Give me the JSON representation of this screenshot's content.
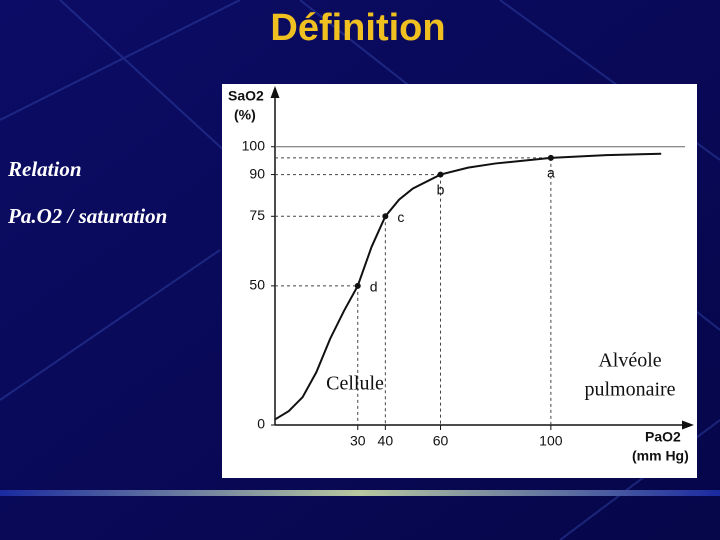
{
  "slide": {
    "title": "Définition",
    "bullets": [
      "Relation",
      "Pa.O2 / saturation"
    ],
    "notes": [
      "Cellule",
      "Alvéole",
      "pulmonaire"
    ]
  },
  "chart_data": {
    "type": "line",
    "ylabel": [
      "SaO2",
      "(%)"
    ],
    "xlabel": [
      "PaO2",
      "(mm Hg)"
    ],
    "x": [
      0,
      5,
      10,
      15,
      20,
      25,
      30,
      35,
      40,
      45,
      50,
      60,
      70,
      80,
      100,
      120,
      140
    ],
    "series": [
      {
        "name": "SaO2",
        "color": "#111111",
        "values": [
          2,
          5,
          10,
          19,
          31,
          41,
          50,
          64,
          75,
          81,
          85,
          90,
          92.5,
          94,
          96,
          97,
          97.5
        ]
      }
    ],
    "xlim": [
      0,
      145
    ],
    "ylim": [
      0,
      115
    ],
    "xticks": [
      30,
      40,
      60,
      100
    ],
    "yticks": [
      0,
      50,
      75,
      90,
      100
    ],
    "hline": 100,
    "annotations": [
      {
        "label": "a",
        "x": 100,
        "y": 96
      },
      {
        "label": "b",
        "x": 60,
        "y": 90
      },
      {
        "label": "c",
        "x": 40,
        "y": 75
      },
      {
        "label": "d",
        "x": 30,
        "y": 50
      }
    ],
    "grid": false
  }
}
══════════════════════════════
Stated task: Repeat the material above word for word, please, apart from its images.

Task answer:
Give me the JSON representation of this screenshot's content.
{
  "slide": {
    "title": "Définition",
    "bullets": [
      "Relation",
      "Pa.O2 / saturation"
    ],
    "notes": [
      "Cellule",
      "Alvéole",
      "pulmonaire"
    ]
  },
  "chart_data": {
    "type": "line",
    "ylabel": [
      "SaO2",
      "(%)"
    ],
    "xlabel": [
      "PaO2",
      "(mm Hg)"
    ],
    "x": [
      0,
      5,
      10,
      15,
      20,
      25,
      30,
      35,
      40,
      45,
      50,
      60,
      70,
      80,
      100,
      120,
      140
    ],
    "series": [
      {
        "name": "SaO2",
        "color": "#111111",
        "values": [
          2,
          5,
          10,
          19,
          31,
          41,
          50,
          64,
          75,
          81,
          85,
          90,
          92.5,
          94,
          96,
          97,
          97.5
        ]
      }
    ],
    "xlim": [
      0,
      145
    ],
    "ylim": [
      0,
      115
    ],
    "xticks": [
      30,
      40,
      60,
      100
    ],
    "yticks": [
      0,
      50,
      75,
      90,
      100
    ],
    "hline": 100,
    "annotations": [
      {
        "label": "a",
        "x": 100,
        "y": 96
      },
      {
        "label": "b",
        "x": 60,
        "y": 90
      },
      {
        "label": "c",
        "x": 40,
        "y": 75
      },
      {
        "label": "d",
        "x": 30,
        "y": 50
      }
    ],
    "grid": false
  }
}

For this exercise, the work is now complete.